Written problem: Return the whole listing exactly as it stands.

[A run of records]
● ● ● ●
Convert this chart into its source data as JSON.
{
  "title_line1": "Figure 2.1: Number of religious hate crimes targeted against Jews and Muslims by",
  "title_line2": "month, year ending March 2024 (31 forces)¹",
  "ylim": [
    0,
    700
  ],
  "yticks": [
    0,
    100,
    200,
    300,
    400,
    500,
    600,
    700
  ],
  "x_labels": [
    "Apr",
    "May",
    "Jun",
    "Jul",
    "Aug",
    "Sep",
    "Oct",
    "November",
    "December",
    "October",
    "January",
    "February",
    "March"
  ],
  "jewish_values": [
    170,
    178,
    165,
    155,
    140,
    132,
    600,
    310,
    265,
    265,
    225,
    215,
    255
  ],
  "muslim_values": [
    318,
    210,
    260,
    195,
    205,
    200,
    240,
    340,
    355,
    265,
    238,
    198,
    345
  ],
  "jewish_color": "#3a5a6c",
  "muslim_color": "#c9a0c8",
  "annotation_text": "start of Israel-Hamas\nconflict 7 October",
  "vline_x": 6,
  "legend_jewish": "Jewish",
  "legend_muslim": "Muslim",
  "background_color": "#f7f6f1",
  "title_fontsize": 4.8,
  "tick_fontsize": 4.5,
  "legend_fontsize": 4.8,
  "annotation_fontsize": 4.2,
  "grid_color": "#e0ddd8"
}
● ● ● ●
Solution to the problem:
Convert this chart into its source data as JSON.
{
  "title_line1": "Figure 2.1: Number of religious hate crimes targeted against Jews and Muslims by",
  "title_line2": "month, year ending March 2024 (31 forces)¹",
  "ylim": [
    0,
    700
  ],
  "yticks": [
    0,
    100,
    200,
    300,
    400,
    500,
    600,
    700
  ],
  "x_labels": [
    "Apr",
    "May",
    "Jun",
    "Jul",
    "Aug",
    "Sep",
    "Oct",
    "November",
    "December",
    "October",
    "January",
    "February",
    "March"
  ],
  "jewish_values": [
    170,
    178,
    165,
    155,
    140,
    132,
    600,
    310,
    265,
    265,
    225,
    215,
    255
  ],
  "muslim_values": [
    318,
    210,
    260,
    195,
    205,
    200,
    240,
    340,
    355,
    265,
    238,
    198,
    345
  ],
  "jewish_color": "#3a5a6c",
  "muslim_color": "#c9a0c8",
  "annotation_text": "start of Israel-Hamas\nconflict 7 October",
  "vline_x": 6,
  "legend_jewish": "Jewish",
  "legend_muslim": "Muslim",
  "background_color": "#f7f6f1",
  "title_fontsize": 4.8,
  "tick_fontsize": 4.5,
  "legend_fontsize": 4.8,
  "annotation_fontsize": 4.2,
  "grid_color": "#e0ddd8"
}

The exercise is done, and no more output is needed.